From the entries below, copy every line that holds the word "Уникайте".

— Start of Records to use —

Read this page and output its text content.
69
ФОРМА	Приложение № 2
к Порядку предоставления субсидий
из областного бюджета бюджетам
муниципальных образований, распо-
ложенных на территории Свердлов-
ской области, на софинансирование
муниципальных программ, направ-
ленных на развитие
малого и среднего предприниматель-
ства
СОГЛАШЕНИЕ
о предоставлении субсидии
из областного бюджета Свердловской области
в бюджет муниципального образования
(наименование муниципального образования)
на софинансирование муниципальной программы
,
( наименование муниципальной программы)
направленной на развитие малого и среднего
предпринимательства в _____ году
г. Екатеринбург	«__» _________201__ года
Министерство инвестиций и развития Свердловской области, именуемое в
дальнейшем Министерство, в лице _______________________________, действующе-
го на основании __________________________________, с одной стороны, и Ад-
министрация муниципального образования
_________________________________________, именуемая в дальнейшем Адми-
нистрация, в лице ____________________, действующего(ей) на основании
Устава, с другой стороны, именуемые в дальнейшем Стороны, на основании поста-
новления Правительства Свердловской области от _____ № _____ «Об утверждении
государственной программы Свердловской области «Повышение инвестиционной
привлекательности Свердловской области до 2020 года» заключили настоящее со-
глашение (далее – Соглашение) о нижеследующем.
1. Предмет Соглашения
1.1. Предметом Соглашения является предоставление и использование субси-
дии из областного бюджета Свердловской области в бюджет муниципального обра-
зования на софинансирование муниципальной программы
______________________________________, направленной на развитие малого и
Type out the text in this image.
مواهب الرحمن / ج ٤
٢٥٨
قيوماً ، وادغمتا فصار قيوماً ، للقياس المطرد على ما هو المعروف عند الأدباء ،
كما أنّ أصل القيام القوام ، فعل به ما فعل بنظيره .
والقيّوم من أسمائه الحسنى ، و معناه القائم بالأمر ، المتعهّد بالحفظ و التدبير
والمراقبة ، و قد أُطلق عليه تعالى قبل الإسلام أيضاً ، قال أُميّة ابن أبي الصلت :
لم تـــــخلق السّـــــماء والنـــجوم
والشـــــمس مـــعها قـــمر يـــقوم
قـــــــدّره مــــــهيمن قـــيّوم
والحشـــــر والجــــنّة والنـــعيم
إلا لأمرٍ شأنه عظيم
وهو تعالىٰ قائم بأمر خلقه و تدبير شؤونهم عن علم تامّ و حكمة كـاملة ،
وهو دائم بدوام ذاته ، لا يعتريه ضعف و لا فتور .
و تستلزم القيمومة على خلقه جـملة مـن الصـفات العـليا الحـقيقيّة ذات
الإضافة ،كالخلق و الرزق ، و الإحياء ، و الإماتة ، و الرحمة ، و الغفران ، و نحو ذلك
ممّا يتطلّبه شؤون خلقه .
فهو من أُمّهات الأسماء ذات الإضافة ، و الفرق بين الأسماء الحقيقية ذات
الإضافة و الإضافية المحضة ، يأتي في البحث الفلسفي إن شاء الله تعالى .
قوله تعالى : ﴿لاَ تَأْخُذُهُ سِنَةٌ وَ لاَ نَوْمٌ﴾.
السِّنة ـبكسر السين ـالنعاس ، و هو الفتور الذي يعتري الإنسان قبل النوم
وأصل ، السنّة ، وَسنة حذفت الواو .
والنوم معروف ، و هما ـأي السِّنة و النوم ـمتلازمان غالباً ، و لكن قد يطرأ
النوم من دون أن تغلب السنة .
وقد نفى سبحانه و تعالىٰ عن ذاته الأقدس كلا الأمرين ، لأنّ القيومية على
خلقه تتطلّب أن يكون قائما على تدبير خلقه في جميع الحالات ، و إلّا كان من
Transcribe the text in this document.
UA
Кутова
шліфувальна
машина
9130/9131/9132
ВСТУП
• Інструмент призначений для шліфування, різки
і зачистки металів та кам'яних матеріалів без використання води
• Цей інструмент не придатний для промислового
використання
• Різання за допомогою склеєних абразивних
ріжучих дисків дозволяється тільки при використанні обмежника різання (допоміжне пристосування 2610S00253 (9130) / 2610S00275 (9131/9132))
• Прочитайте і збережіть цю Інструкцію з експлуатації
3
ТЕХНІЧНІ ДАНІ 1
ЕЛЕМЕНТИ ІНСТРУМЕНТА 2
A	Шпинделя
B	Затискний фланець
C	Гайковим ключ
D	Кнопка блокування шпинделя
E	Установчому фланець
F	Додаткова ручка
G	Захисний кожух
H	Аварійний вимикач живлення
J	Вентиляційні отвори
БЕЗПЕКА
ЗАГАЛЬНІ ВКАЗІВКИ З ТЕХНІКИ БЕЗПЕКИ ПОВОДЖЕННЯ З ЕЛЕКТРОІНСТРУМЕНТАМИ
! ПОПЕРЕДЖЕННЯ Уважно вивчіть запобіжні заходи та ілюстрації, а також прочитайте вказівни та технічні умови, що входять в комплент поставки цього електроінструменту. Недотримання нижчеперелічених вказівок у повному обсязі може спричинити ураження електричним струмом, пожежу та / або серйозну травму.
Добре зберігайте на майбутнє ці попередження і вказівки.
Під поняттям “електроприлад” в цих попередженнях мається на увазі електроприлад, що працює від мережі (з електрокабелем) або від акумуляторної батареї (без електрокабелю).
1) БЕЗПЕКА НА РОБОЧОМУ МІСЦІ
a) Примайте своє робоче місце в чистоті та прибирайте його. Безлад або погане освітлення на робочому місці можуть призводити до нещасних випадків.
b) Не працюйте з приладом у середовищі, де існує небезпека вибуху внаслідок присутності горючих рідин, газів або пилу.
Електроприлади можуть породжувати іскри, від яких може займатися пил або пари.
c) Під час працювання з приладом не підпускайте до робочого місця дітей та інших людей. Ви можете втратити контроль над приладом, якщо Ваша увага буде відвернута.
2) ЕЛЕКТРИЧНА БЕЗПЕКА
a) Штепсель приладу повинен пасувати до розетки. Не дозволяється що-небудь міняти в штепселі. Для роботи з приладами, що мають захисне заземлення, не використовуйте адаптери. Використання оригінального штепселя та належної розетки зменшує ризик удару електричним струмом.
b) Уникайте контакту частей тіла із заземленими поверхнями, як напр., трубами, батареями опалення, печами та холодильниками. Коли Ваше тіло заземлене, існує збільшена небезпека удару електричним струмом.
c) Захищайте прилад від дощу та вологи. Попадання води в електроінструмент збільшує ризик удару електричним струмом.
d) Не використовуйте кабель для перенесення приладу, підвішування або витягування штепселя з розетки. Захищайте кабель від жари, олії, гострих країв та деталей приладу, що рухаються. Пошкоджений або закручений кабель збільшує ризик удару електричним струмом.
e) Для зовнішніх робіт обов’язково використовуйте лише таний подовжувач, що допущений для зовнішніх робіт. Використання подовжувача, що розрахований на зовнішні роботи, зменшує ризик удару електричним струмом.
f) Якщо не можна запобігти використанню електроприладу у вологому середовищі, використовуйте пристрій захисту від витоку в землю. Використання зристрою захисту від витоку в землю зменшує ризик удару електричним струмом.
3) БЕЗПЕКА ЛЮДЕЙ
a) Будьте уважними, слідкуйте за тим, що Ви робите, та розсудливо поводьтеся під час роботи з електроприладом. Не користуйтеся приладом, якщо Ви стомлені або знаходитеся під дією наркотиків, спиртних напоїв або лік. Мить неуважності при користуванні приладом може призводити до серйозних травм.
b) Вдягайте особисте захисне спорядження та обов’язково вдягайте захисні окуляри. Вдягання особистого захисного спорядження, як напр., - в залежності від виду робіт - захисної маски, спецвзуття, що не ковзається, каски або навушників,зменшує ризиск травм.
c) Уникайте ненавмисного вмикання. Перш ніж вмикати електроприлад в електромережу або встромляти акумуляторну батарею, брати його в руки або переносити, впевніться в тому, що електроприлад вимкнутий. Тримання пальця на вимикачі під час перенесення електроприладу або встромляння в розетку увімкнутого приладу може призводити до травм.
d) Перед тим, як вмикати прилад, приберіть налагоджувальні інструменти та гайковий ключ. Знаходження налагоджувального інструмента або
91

— End of Records to use —

**Solution below**
b) Уникайте контакту частей тіла із заземленими поверхнями, як напр., трубами, батареями опалення, печами та холодильниками. Коли Ваше тіло заземлене, існує збільшена небезпека удару електричним струмом.
c) Уникайте ненавмисного вмикання. Перш ніж вмикати електроприлад в електромережу або встромляти акумуляторну батарею, брати його в руки або переносити, впевніться в тому, що електроприлад вимкнутий. Тримання пальця на вимикачі під час перенесення електроприладу або встромляння в розетку увімкнутого приладу може призводити до травм.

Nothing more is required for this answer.